• _Task brief_
Extract, exactly as written, the line that contains "Read out every word on this page." and all lines after it through the end of the records. Omit pictures.

• _Excerpted data_
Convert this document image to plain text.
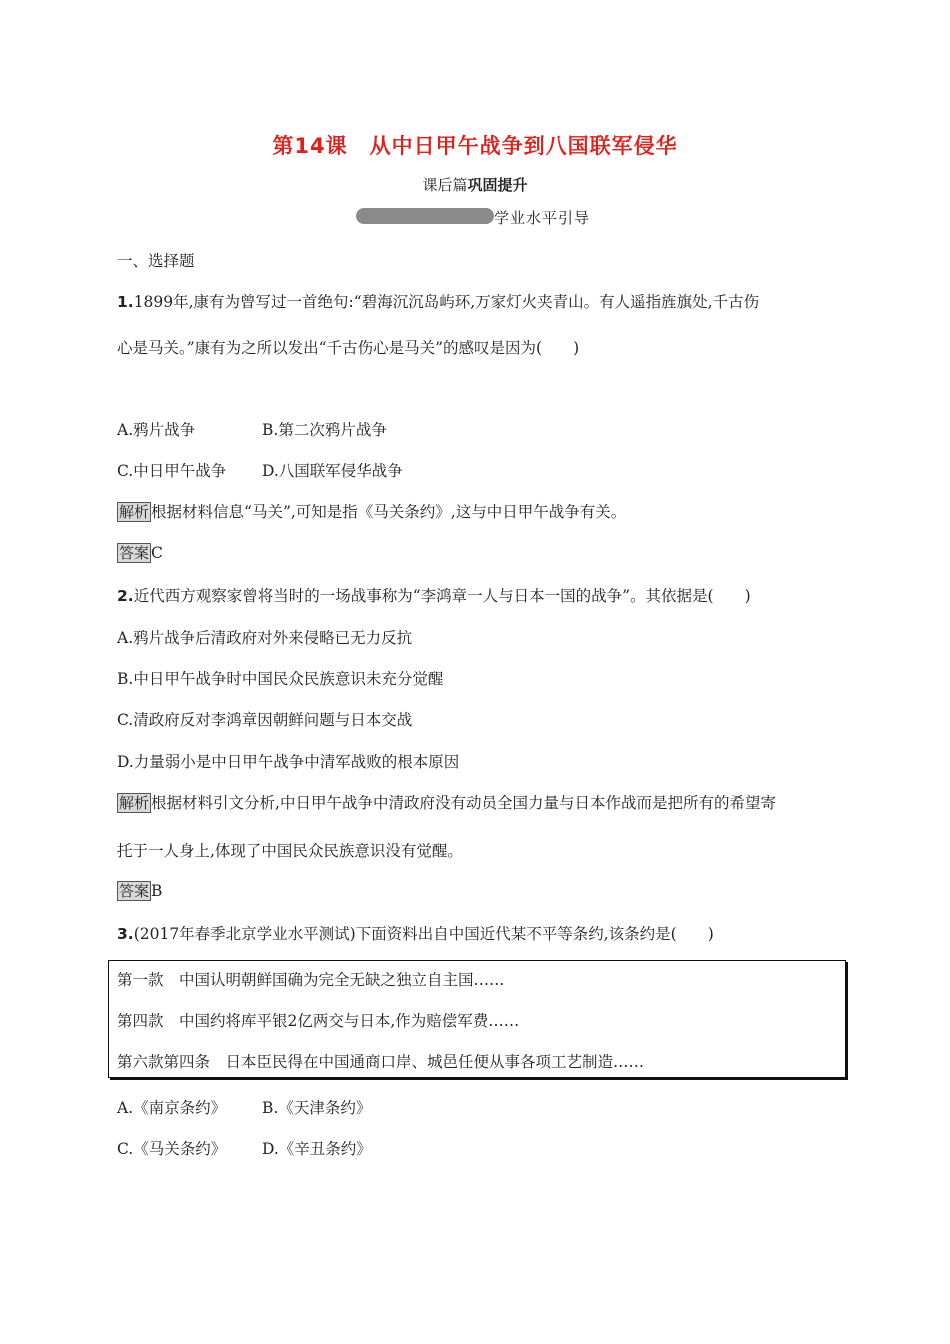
第14课　从中日甲午战争到八国联军侵华
课后篇巩固提升
学业水平引导
一、选择题
1.1899年,康有为曾写过一首绝句:“碧海沉沉岛屿环,万家灯火夹青山。有人遥指旌旗处,千古伤
心是马关。”康有为之所以发出“千古伤心是马关”的感叹是因为(　　)
A.鸦片战争	B.第二次鸦片战争
C.中日甲午战争 D.八国联军侵华战争
解析 根据材料信息“马关”,可知是指《马关条约》,这与中日甲午战争有关。
答案 C
2.近代西方观察家曾将当时的一场战事称为“李鸿章一人与日本一国的战争”。其依据是(　　)
A.鸦片战争后清政府对外来侵略已无力反抗
B.中日甲午战争时中国民众民族意识未充分觉醒
C.清政府反对李鸿章因朝鲜问题与日本交战
D.力量弱小是中日甲午战争中清军战败的根本原因
解析 根据材料引文分析,中日甲午战争中清政府没有动员全国力量与日本作战而是把所有的希望寄
托于一人身上,体现了中国民众民族意识没有觉醒。
答案 B
3.(2017年春季北京学业水平测试)下面资料出自中国近代某不平等条约,该条约是(　　)
第一款　中国认明朝鲜国确为完全无缺之独立自主国……
第四款　中国约将库平银2亿两交与日本,作为赔偿军费……
第六款第四条　日本臣民得在中国通商口岸、城邑任便从事各项工艺制造……
A.《南京条约》 B.《天津条约》
C.《马关条约》 D.《辛丑条约》
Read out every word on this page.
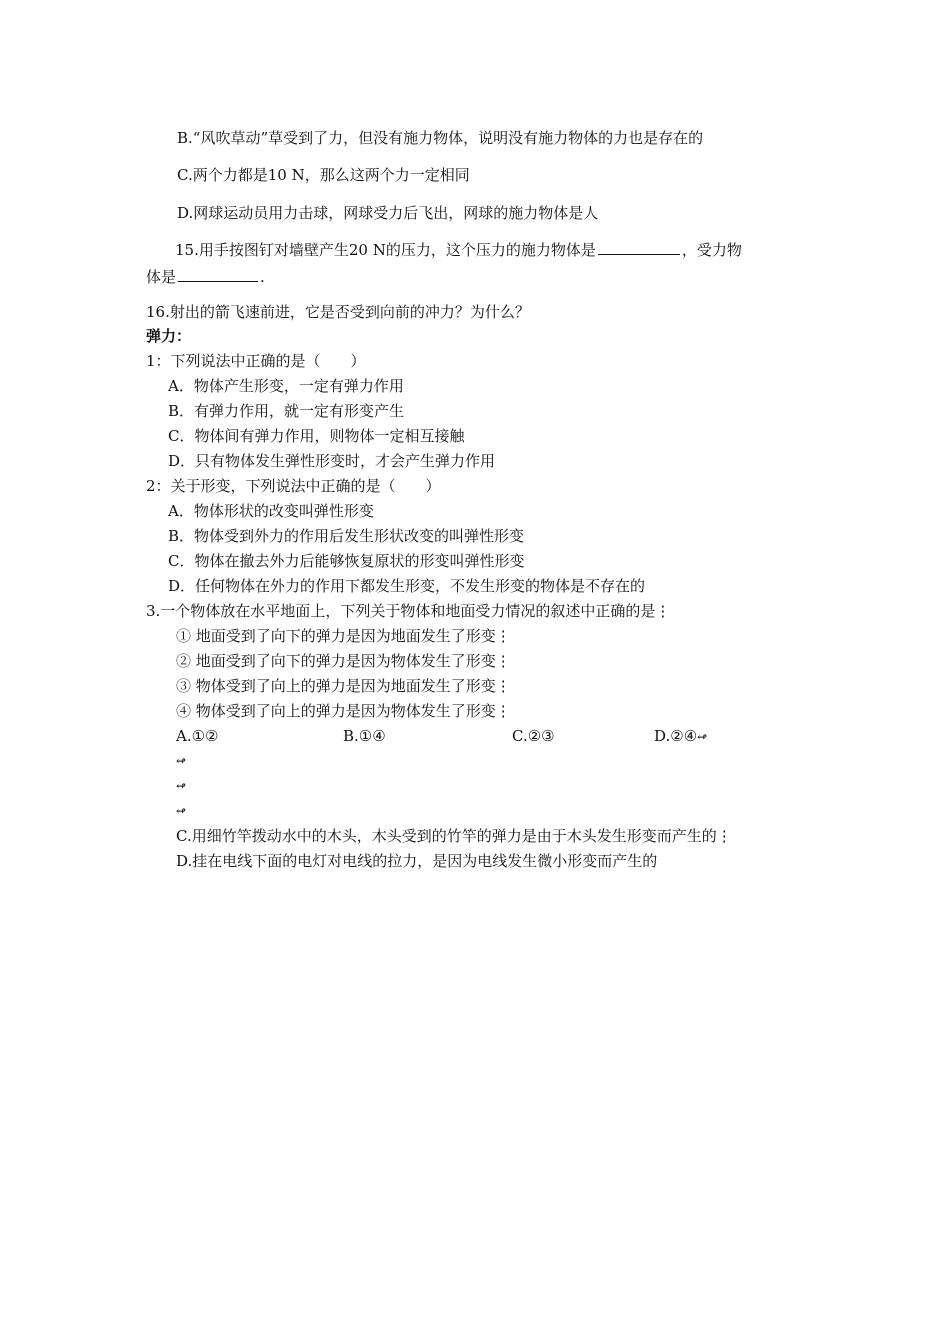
B.“风吹草动”草受到了力，但没有施力物体，说明没有施力物体的力也是存在的
C.两个力都是10 N，那么这两个力一定相同
D.网球运动员用力击球，网球受力后飞出，网球的施力物体是人
15.用手按图钉对墙壁产生20 N的压力，这个压力的施力物体是	，受力物
体是	.
16.射出的箭飞速前进，它是否受到向前的冲力？为什么？
弹力：
1：下列说法中正确的是（　　）
A．物体产生形变，一定有弹力作用
B．有弹力作用，就一定有形变产生
C．物体间有弹力作用，则物体一定相互接触
D．只有物体发生弹性形变时，才会产生弹力作用
2：关于形变，下列说法中正确的是（　　）
A．物体形状的改变叫弹性形变
B．物体受到外力的作用后发生形状改变的叫弹性形变
C．物体在撤去外力后能够恢复原状的形变叫弹性形变
D．任何物体在外力的作用下都发生形变，不发生形变的物体是不存在的
3.一个物体放在水平地面上，下列关于物体和地面受力情况的叙述中正确的是⋮
① 地面受到了向下的弹力是因为地面发生了形变⋮
② 地面受到了向下的弹力是因为物体发生了形变⋮
③ 物体受到了向上的弹力是因为地面发生了形变⋮
④ 物体受到了向上的弹力是因为物体发生了形变⋮
A.①②	B.①④	C.②③	D.②④↫
↫
↫
↫
C.用细竹竿拨动水中的木头，木头受到的竹竿的弹力是由于木头发生形变而产生的⋮
D.挂在电线下面的电灯对电线的拉力，是因为电线发生微小形变而产生的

• _Finished answer_
Read out every word on this page.
B.“风吹草动”草受到了力，但没有施力物体，说明没有施力物体的力也是存在的
C.两个力都是10 N，那么这两个力一定相同
D.网球运动员用力击球，网球受力后飞出，网球的施力物体是人
15.用手按图钉对墙壁产生20 N的压力，这个压力的施力物体是	，受力物
体是	.
16.射出的箭飞速前进，它是否受到向前的冲力？为什么？
弹力：
1：下列说法中正确的是（　　）
A．物体产生形变，一定有弹力作用
B．有弹力作用，就一定有形变产生
C．物体间有弹力作用，则物体一定相互接触
D．只有物体发生弹性形变时，才会产生弹力作用
2：关于形变，下列说法中正确的是（　　）
A．物体形状的改变叫弹性形变
B．物体受到外力的作用后发生形状改变的叫弹性形变
C．物体在撤去外力后能够恢复原状的形变叫弹性形变
D．任何物体在外力的作用下都发生形变，不发生形变的物体是不存在的
3.一个物体放在水平地面上，下列关于物体和地面受力情况的叙述中正确的是⋮
① 地面受到了向下的弹力是因为地面发生了形变⋮
② 地面受到了向下的弹力是因为物体发生了形变⋮
③ 物体受到了向上的弹力是因为地面发生了形变⋮
④ 物体受到了向上的弹力是因为物体发生了形变⋮
A.①②	B.①④	C.②③	D.②④↫
↫
↫
↫
C.用细竹竿拨动水中的木头，木头受到的竹竿的弹力是由于木头发生形变而产生的⋮
D.挂在电线下面的电灯对电线的拉力，是因为电线发生微小形变而产生的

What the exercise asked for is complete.